Start of Block
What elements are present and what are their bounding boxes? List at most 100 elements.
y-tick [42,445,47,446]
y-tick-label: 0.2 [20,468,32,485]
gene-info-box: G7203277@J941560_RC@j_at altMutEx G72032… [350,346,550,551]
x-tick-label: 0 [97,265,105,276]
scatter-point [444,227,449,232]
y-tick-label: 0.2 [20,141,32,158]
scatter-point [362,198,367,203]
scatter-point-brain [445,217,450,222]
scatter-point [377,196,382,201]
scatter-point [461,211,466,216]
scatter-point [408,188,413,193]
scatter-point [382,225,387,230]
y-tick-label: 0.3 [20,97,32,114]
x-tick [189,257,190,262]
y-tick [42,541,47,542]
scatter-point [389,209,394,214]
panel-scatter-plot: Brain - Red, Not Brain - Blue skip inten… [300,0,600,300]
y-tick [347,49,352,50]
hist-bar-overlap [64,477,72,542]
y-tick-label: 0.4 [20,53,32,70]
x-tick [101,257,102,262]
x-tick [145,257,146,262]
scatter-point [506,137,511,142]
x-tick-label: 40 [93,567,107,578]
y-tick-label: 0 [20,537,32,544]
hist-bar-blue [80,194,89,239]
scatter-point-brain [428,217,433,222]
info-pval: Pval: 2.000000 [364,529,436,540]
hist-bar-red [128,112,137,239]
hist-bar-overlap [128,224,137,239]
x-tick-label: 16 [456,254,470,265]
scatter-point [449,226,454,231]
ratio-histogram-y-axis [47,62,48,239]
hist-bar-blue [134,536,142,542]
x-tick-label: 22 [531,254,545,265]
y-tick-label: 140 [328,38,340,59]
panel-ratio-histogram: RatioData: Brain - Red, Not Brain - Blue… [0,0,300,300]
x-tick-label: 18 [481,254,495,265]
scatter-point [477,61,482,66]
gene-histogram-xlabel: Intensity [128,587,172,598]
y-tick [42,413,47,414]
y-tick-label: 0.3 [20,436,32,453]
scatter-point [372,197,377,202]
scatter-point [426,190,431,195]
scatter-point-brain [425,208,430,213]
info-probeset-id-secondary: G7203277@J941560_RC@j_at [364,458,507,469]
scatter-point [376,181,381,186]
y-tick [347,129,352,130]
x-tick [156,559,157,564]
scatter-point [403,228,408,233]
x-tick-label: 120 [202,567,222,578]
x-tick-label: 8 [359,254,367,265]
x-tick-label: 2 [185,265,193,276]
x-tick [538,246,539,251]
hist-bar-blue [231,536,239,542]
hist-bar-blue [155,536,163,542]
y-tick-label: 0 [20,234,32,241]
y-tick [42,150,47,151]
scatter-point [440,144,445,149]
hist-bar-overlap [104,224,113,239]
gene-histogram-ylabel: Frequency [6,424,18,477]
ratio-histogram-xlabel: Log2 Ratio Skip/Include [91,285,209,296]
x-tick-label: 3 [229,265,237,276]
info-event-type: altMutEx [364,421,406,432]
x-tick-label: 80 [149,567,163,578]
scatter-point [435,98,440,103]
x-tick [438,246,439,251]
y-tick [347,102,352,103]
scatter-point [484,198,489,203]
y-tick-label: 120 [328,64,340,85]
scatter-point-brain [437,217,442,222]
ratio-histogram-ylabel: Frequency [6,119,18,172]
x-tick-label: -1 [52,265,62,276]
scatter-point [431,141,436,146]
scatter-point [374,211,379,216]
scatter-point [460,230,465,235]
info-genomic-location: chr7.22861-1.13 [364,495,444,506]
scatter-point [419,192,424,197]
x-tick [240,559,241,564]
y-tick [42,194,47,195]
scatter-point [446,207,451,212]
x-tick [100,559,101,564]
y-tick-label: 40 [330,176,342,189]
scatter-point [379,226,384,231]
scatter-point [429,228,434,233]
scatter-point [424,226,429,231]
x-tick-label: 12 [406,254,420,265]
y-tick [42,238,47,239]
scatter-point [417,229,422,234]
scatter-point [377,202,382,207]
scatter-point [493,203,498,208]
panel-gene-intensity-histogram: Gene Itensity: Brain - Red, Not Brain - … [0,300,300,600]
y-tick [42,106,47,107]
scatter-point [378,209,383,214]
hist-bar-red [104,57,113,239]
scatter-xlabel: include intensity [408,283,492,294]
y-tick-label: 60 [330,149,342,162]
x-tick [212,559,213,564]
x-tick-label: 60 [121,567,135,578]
End of Block
# Problem:
Say how many lines of the material above contain the string "panel". Write nothing but the number.

# Completed task:
3